The first version is:

int[] a = new int[1000];
int[] b = new int[1000];

The second version is:

class Helper{
    int a;
    int b;
}
Helper[] c = new Helper[1000];

My intuition tells me that the second one is better, but I could persuade myself in reason.... Can anyone compare the time complexity and space complexity of these two structure for me. For example, are these two version cost the same space? Or the second one cost less? Thank you!

The real question you should be asking is what is the relation between aa[i] and bb[i] . If aa[i] and bb[i] are properties of the same object (that has a more meaningful description than "Helper"), you should definitely put them in some class instead of using multiple primitive arrays. After all, Java is an object oriented language.

You shouldn't care about performance differences. Those will be insignificant. The important thing is that you code makes sense to whoever reads it.

While Eran is right, I'll add a few more points.

Sure, chances are you're very likely not going to bother about the performance - the difference is very insignificant for a general purpose application. Readability is what matters .

Still, in terms of technical details :

Space complexity is the same (it's always as many elements you have), but the absolute value in bytes is different.

Array of pairs will cost you more - each Java object has an overhead of several bytes. In case of two arrays, it's only a few bytes overhead per each array.

WRITTEN PROBLEM 1: Copy the Java arrays discussion word for word, everything from "You shouldn't care" down to "bytes is different.".
The Java arrays discussion and the entries that follow it are unrelated material.

Entries from a dataset:
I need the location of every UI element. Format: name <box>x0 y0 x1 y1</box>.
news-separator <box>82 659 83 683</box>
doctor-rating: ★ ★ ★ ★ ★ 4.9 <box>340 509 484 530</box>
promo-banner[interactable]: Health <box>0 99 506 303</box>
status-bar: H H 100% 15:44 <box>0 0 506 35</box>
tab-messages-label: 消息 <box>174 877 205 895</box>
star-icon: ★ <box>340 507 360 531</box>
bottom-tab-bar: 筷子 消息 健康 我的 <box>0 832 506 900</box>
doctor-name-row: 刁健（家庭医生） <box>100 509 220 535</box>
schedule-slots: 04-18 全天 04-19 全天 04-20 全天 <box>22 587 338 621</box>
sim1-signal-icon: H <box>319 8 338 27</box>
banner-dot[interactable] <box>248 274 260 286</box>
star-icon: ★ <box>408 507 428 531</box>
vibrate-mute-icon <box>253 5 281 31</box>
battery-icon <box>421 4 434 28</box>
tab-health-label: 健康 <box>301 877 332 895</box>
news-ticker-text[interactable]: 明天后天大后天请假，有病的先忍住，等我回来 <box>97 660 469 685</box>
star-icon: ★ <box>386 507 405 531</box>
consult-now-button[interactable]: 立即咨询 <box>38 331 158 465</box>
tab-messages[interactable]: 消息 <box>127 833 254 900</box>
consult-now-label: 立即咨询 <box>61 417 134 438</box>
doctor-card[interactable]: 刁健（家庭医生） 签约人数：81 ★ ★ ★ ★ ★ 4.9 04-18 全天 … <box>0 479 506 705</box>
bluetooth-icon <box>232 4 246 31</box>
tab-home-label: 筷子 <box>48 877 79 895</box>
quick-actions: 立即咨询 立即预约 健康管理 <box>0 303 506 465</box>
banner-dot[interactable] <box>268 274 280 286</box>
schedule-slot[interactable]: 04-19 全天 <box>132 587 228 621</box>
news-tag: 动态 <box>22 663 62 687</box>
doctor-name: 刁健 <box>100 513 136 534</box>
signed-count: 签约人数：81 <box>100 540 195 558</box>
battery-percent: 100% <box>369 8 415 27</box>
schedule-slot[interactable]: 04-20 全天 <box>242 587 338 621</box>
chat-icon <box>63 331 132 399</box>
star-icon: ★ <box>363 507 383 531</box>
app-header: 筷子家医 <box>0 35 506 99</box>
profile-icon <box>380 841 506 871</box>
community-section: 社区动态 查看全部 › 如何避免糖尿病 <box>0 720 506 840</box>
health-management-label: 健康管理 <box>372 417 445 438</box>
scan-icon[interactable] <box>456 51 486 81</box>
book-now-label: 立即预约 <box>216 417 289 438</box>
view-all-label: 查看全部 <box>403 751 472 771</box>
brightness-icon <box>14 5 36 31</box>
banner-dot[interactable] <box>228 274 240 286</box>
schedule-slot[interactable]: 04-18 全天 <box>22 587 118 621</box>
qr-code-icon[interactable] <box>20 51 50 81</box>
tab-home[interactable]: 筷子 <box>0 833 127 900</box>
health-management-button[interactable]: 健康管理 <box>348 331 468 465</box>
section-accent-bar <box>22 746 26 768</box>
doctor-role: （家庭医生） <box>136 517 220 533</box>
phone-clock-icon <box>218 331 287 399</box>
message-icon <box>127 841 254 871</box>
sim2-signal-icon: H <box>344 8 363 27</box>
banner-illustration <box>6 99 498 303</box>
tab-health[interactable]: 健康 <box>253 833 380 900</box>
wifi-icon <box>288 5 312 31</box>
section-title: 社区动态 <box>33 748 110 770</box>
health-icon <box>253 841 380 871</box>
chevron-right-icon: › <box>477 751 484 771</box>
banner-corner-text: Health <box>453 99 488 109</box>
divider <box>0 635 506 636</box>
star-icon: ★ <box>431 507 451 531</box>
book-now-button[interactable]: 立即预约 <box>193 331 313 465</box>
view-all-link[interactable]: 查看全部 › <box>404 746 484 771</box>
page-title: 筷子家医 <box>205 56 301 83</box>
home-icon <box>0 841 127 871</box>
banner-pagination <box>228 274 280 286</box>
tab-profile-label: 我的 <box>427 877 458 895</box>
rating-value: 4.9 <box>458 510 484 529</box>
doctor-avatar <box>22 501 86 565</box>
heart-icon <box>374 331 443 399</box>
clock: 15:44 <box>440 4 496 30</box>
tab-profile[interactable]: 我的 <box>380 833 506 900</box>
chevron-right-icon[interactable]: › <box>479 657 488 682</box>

WRITTEN PROBLEM 2: Repeat the entries word for word, everything from the first line of the entries down to the line containing "schedule-slots: 04-18 全天".

EXERCISE RESULT 1:
You shouldn't care about performance differences. Those will be insignificant. The important thing is that you code makes sense to whoever reads it.

While Eran is right, I'll add a few more points.

Sure, chances are you're very likely not going to bother about the performance - the difference is very insignificant for a general purpose application. Readability is what matters .

Still, in terms of technical details :

Space complexity is the same (it's always as many elements you have), but the absolute value in bytes is different.

EXERCISE RESULT 2:
I need the location of every UI element. Format: name <box>x0 y0 x1 y1</box>.
news-separator <box>82 659 83 683</box>
doctor-rating: ★ ★ ★ ★ ★ 4.9 <box>340 509 484 530</box>
promo-banner[interactable]: Health <box>0 99 506 303</box>
status-bar: H H 100% 15:44 <box>0 0 506 35</box>
tab-messages-label: 消息 <box>174 877 205 895</box>
star-icon: ★ <box>340 507 360 531</box>
bottom-tab-bar: 筷子 消息 健康 我的 <box>0 832 506 900</box>
doctor-name-row: 刁健（家庭医生） <box>100 509 220 535</box>
schedule-slots: 04-18 全天 04-19 全天 04-20 全天 <box>22 587 338 621</box>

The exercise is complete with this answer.